- EXERCISE GOAL: Decide whether each statement below agrees with the page on HybridTask Cascade, answering yes or no and quoting the deciding words of the page. 1. HTC runs bounding box regression and mask prediction in parallel. 2. HTC adds a Semantic Segmentation branch. 3. In Hasty, HTC is offered as an architecture option for Object Detection tasks.

- PASSAGE SHOWN:

+--

HybridTask Cascade (HTC) is a neural network architecture that develops the ideas of Mask R-CNN and Cascade Mask R-CNN, making Instance Segmentation models even more advanced. In Hasty, HTC is one of the available NN architecture options for an Instance Segmentation task.

Beyond HTC, Hasty also implements the following options:

On this page, we will dig deeper into the HybridTask Cascade architecture to see how it differs from other variants. Let’s jump in.

As the name suggests, HybridTask Cascade architecture is a part of the Cascade family. As you might know, the original Cascade concept was quite successful in various vision AI tasks, such as Object Detection.

However, researchers struggled to design a successful Instance Segmentation architecture until HTC was proposed. HybridTask Cascade was intentionally built to be an Instance Segmentation Cascade with a strong relationship between the Detection and Segmentation parts.

HybridTask Cascade

So, in the original HTC paper, researchers highlight the following distinctions of HybridTask Cascade compared to the existing architectures:

  • HTC interleaves bounding box regression and mask prediction processes instead of executing them in parallel;

  • HTC incorporates a direct path to reinforce the information flow between mask branches by feeding the mask features of the preceding stage to the current one;

  • HTC aims to explore more contextual information by adding a Semantic Segmentation branch and fusing it with box and mask branches.

+--

Collected data:
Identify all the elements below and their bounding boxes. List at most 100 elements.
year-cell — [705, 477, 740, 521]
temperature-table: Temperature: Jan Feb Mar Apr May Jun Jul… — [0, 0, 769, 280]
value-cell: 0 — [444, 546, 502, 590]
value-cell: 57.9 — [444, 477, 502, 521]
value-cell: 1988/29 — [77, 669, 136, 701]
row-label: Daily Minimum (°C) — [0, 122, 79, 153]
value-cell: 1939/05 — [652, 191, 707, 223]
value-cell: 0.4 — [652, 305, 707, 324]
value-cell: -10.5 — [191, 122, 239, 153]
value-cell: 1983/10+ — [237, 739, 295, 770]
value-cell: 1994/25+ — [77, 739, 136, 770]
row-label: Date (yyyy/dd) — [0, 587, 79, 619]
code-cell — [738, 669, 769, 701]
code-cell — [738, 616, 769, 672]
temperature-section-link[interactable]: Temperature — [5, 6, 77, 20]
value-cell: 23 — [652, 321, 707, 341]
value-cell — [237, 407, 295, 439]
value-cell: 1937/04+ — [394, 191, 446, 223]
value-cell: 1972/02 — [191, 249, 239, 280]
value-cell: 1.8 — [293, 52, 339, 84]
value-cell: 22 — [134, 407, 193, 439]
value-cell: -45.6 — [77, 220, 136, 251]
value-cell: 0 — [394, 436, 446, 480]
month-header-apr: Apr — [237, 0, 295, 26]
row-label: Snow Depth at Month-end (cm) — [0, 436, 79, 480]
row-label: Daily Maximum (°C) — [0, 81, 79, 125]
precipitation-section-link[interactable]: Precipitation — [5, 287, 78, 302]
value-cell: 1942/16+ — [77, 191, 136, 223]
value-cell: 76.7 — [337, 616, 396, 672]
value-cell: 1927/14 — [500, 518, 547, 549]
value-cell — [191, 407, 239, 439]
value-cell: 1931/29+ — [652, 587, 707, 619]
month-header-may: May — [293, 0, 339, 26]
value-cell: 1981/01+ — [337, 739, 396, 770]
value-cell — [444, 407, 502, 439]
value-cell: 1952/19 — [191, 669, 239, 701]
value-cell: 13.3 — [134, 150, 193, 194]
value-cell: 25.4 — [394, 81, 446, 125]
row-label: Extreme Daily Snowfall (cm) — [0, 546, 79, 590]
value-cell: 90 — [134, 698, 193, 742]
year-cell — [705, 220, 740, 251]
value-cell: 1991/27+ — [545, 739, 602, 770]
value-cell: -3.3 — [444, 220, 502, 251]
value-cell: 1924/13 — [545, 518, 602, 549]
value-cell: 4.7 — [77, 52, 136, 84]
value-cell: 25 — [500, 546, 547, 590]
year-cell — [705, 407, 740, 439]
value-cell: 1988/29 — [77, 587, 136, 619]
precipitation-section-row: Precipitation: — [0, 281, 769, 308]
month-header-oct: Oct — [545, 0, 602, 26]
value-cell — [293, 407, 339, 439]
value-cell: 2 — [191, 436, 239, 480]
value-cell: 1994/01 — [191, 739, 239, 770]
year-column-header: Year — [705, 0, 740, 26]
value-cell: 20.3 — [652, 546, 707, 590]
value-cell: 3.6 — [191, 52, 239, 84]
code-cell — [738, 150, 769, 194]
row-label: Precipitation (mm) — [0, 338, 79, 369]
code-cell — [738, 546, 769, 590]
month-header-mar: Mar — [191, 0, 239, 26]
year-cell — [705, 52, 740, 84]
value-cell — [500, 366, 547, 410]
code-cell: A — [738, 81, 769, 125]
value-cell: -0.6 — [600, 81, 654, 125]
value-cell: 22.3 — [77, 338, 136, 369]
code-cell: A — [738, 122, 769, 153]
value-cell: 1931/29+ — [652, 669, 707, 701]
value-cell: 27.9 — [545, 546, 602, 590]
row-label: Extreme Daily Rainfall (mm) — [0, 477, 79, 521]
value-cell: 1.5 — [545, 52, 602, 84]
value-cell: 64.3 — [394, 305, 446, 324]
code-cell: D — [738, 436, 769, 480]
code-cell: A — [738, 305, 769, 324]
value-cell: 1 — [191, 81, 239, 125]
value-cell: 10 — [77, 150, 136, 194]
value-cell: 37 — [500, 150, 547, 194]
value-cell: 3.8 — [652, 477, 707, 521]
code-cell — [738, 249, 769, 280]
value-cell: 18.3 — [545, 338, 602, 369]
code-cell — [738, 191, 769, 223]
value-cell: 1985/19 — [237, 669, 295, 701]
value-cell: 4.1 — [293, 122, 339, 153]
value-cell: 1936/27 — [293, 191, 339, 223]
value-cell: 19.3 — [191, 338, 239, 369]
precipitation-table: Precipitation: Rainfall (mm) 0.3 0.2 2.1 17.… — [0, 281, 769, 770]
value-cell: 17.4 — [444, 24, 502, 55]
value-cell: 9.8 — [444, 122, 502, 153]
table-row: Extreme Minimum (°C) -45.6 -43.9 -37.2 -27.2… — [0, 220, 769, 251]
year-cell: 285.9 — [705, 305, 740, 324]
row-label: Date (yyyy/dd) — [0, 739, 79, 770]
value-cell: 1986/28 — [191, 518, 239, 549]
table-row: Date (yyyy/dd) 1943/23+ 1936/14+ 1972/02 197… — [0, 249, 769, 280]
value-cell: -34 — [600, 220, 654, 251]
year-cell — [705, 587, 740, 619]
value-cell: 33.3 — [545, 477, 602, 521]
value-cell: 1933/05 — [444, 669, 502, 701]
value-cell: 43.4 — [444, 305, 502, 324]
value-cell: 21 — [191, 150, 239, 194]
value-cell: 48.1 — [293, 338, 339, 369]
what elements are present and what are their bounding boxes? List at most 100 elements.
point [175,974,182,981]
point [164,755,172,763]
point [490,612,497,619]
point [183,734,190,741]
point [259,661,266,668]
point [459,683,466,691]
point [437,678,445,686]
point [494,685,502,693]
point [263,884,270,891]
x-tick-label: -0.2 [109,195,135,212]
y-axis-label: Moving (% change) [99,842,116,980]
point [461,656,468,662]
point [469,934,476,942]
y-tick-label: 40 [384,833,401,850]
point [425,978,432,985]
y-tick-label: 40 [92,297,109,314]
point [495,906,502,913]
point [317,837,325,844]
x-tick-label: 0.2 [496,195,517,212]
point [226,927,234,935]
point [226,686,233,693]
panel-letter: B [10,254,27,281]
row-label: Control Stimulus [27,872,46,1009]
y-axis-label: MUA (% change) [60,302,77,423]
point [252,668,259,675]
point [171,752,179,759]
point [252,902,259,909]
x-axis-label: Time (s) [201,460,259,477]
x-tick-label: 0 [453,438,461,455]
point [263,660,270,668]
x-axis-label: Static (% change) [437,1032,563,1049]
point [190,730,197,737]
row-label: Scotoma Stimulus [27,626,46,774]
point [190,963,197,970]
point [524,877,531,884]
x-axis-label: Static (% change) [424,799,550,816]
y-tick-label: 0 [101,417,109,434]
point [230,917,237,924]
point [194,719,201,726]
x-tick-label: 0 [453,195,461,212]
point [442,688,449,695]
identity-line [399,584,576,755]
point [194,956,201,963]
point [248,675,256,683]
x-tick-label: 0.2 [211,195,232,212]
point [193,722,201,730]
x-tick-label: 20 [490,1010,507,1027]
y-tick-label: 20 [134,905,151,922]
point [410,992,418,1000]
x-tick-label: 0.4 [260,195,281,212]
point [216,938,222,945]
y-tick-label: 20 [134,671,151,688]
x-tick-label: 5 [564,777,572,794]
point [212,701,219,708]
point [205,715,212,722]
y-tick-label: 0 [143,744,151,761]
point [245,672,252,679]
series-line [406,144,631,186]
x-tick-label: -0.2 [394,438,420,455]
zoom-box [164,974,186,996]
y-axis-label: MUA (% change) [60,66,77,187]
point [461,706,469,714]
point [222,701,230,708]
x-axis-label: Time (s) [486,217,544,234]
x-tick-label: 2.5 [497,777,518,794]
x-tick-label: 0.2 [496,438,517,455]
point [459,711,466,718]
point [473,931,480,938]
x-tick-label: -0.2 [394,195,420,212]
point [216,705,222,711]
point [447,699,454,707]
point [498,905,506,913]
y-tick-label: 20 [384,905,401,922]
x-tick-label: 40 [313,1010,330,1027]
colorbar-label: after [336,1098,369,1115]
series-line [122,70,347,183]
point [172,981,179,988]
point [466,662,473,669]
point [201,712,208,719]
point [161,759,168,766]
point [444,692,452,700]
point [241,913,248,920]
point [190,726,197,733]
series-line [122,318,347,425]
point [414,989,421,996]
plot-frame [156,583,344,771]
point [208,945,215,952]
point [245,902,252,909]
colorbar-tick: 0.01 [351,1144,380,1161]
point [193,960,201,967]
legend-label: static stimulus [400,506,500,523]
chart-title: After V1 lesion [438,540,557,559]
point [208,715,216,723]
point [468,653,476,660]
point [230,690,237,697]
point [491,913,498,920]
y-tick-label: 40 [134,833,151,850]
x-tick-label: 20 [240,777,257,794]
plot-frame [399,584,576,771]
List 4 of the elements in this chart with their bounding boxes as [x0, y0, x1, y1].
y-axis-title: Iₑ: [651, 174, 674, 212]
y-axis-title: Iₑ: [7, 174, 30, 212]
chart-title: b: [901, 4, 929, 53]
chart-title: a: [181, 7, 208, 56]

+--

- SOLUTION:
1. No: "HTC interleaves bounding box regression and mask prediction processes instead of executing them in parallel"
2. Yes: "adding a Semantic Segmentation branch and fusing it with box and mask branches"
3. No: "In Hasty, HTC is one of the available NN architecture options for an Instance Segmentation task."